Short task - Copy each line below in which the string "Asia" occurs.

···

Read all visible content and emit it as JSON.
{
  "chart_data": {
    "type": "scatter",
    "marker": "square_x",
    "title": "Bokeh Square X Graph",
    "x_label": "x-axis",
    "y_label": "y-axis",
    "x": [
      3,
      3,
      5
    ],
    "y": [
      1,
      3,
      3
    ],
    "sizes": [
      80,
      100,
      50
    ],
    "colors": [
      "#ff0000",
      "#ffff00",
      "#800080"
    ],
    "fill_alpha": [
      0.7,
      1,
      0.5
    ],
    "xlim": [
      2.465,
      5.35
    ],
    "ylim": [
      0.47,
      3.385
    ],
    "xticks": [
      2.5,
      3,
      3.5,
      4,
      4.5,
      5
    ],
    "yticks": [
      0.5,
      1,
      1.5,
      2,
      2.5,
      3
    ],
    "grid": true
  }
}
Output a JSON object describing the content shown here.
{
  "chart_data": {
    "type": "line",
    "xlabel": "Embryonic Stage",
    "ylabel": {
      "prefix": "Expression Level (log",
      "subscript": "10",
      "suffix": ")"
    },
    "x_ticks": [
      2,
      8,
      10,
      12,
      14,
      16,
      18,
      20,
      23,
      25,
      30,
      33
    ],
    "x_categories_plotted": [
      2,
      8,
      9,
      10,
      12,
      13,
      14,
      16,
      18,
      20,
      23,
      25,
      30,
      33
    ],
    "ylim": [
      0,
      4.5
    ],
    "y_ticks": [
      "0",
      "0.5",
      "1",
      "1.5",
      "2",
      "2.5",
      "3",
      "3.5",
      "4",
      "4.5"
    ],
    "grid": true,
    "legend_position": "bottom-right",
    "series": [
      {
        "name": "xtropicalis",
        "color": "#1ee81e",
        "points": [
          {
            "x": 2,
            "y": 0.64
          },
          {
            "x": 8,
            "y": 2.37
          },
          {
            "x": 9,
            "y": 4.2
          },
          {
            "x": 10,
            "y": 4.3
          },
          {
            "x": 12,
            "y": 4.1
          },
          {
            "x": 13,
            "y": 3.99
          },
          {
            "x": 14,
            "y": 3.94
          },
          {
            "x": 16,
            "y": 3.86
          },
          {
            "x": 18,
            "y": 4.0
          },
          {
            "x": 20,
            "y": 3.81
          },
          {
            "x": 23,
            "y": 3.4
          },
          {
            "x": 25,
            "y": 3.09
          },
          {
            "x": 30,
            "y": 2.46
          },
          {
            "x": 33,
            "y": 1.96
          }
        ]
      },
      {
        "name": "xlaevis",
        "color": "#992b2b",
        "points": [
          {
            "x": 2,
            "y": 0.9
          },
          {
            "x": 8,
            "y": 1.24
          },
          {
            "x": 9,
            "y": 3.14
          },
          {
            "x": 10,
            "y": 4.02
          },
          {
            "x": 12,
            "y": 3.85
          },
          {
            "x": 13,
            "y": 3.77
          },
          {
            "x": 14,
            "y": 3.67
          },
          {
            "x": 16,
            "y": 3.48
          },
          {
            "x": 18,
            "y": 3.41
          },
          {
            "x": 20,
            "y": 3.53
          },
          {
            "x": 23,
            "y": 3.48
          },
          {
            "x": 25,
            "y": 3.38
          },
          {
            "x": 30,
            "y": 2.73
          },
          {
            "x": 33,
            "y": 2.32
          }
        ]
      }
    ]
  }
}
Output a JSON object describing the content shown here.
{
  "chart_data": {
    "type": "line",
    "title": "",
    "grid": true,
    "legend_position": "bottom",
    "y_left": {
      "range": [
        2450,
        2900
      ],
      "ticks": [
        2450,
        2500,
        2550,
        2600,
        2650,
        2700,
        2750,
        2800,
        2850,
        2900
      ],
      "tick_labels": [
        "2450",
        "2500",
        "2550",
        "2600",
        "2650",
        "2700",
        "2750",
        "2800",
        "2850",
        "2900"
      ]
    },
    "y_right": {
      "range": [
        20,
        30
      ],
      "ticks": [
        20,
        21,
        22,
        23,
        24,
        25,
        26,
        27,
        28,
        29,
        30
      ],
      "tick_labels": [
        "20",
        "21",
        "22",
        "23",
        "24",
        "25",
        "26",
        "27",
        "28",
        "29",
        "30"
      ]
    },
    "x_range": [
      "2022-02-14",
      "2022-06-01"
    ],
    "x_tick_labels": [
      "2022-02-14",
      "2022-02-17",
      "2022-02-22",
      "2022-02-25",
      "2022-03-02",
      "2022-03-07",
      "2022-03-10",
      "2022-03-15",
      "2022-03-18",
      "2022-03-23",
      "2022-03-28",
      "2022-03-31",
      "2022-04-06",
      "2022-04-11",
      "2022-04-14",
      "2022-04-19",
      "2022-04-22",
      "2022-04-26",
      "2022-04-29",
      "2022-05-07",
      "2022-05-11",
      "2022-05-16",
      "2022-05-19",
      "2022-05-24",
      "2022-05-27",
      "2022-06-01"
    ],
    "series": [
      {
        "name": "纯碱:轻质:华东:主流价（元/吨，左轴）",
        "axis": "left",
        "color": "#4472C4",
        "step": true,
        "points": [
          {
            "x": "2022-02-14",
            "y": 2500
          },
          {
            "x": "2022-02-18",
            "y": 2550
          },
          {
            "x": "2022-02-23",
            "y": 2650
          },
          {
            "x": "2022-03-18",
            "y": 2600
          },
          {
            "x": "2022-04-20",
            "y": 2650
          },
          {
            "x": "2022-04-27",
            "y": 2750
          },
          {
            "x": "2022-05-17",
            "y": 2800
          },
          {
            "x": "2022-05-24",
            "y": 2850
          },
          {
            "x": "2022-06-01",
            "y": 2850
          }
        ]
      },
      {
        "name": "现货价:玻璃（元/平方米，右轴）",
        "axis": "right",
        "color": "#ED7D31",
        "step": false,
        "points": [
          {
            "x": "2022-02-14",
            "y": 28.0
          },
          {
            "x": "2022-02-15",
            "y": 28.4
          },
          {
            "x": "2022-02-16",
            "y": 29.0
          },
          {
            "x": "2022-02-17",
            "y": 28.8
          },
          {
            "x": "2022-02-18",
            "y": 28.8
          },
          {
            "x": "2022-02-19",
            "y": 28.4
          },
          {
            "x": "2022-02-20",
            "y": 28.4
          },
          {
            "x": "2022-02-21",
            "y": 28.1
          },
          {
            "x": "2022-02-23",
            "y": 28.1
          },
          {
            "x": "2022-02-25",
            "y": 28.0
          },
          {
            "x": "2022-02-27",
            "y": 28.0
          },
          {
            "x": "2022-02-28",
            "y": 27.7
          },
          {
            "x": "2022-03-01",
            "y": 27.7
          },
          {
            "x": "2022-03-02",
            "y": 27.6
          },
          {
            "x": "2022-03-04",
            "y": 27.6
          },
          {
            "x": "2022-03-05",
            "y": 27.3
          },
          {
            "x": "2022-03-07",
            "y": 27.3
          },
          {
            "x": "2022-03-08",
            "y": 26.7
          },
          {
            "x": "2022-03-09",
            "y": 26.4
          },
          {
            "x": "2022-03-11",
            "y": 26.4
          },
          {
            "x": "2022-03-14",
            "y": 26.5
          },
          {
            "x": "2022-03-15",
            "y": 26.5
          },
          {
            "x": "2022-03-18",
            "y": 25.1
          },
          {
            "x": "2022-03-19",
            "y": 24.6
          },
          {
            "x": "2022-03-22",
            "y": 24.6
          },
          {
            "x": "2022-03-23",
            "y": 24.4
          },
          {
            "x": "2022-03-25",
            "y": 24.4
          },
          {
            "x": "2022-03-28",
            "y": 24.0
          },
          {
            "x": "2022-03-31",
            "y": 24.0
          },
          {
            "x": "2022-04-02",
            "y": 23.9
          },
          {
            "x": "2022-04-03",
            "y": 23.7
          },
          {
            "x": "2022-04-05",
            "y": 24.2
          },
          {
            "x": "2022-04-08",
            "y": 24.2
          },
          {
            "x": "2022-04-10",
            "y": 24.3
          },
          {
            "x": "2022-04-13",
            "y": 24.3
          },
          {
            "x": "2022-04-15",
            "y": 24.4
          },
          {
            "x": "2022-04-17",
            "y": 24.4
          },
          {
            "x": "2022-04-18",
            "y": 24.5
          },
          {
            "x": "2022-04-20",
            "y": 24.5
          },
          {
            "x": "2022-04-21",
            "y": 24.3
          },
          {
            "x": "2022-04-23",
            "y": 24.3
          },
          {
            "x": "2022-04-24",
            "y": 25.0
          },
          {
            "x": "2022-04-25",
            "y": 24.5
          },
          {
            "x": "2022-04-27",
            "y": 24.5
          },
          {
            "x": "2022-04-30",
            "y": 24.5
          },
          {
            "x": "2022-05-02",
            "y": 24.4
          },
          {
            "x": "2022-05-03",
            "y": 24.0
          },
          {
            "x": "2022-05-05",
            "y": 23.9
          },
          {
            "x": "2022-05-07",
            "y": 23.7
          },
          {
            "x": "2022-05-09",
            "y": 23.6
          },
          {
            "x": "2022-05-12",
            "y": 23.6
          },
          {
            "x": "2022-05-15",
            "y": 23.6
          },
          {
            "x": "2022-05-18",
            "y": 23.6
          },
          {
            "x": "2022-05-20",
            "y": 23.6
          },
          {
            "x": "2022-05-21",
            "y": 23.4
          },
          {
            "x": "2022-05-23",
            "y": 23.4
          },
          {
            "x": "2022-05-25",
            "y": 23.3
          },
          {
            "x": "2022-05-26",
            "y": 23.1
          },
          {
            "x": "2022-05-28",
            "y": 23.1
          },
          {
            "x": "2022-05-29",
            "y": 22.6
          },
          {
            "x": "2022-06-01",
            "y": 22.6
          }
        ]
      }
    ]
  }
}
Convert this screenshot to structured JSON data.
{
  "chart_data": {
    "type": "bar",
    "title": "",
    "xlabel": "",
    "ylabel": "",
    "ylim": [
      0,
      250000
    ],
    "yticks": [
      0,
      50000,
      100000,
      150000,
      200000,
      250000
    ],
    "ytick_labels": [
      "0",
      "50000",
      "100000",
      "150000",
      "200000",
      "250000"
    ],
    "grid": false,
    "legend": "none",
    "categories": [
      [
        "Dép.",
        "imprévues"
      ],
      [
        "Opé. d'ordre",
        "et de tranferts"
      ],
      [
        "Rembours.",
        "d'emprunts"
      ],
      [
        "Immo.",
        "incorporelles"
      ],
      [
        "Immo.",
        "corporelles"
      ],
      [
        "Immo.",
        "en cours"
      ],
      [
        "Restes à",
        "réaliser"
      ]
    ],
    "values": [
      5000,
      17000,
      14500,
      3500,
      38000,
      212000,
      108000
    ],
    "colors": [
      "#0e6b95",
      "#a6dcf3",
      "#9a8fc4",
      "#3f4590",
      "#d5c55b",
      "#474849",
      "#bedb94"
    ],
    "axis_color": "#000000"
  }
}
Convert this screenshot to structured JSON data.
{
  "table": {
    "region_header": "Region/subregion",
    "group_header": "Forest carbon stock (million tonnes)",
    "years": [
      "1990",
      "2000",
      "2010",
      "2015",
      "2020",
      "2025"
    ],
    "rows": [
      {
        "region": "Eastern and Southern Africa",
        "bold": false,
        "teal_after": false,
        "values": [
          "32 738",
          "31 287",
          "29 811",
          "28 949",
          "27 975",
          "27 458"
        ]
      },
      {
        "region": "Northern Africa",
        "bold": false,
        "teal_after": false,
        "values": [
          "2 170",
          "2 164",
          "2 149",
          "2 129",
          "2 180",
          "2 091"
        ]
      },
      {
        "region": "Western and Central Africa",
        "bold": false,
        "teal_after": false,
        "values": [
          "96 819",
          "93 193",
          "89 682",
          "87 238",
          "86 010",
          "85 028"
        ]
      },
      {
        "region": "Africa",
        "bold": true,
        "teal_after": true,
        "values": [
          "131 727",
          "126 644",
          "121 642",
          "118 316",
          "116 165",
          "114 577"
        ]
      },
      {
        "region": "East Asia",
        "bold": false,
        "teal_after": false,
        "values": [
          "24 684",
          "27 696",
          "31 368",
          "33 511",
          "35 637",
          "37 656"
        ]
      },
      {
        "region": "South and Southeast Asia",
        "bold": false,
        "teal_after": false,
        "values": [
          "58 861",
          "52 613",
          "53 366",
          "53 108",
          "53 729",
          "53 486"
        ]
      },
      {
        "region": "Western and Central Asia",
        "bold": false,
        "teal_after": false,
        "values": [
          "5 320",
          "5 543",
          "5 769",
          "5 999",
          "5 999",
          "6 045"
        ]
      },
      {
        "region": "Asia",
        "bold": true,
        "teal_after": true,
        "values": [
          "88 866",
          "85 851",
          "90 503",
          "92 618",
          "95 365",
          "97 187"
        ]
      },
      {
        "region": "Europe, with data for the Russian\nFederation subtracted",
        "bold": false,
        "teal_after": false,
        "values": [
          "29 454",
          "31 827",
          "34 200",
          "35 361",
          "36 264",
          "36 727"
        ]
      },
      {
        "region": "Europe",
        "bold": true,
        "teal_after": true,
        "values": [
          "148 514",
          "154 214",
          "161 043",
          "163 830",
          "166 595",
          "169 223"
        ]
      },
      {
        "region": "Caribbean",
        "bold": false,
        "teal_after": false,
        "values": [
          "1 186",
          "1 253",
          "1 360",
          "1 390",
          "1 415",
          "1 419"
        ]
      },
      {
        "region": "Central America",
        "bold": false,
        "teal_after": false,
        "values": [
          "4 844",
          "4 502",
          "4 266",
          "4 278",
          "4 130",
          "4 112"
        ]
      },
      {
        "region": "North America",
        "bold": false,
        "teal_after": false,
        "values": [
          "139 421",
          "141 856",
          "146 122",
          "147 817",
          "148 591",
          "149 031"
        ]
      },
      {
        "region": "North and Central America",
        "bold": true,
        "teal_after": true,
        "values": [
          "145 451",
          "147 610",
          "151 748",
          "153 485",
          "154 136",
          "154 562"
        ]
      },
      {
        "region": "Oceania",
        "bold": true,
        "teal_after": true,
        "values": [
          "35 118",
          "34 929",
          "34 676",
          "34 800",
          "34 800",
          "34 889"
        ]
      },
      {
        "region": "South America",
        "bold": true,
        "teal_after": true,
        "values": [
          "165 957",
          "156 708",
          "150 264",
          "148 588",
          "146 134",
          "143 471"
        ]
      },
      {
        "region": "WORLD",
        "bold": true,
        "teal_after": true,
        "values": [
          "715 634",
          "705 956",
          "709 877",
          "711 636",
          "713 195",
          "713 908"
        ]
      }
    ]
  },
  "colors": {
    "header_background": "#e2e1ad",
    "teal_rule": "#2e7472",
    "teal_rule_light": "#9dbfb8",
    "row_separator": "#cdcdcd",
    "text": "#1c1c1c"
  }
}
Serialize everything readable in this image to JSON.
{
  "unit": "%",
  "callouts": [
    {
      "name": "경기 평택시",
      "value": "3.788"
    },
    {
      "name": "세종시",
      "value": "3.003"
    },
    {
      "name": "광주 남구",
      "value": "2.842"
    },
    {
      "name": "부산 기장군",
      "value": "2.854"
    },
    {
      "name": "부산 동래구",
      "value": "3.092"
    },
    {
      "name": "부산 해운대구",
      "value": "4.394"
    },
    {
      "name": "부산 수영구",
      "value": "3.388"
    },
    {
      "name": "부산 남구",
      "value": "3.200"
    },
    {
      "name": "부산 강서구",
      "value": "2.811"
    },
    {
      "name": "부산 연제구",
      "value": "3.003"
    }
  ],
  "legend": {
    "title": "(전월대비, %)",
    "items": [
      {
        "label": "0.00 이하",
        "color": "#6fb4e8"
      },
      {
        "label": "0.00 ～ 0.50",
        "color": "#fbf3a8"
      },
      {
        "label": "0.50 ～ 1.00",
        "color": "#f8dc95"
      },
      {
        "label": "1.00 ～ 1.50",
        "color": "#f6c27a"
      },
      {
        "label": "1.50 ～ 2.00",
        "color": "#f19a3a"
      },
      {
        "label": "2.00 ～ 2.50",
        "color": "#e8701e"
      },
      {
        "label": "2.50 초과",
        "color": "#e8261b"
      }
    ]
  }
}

···

Reply -
        "region": "East Asia",
        "region": "South and Southeast Asia",
        "region": "Western and Central Asia",
        "region": "Asia",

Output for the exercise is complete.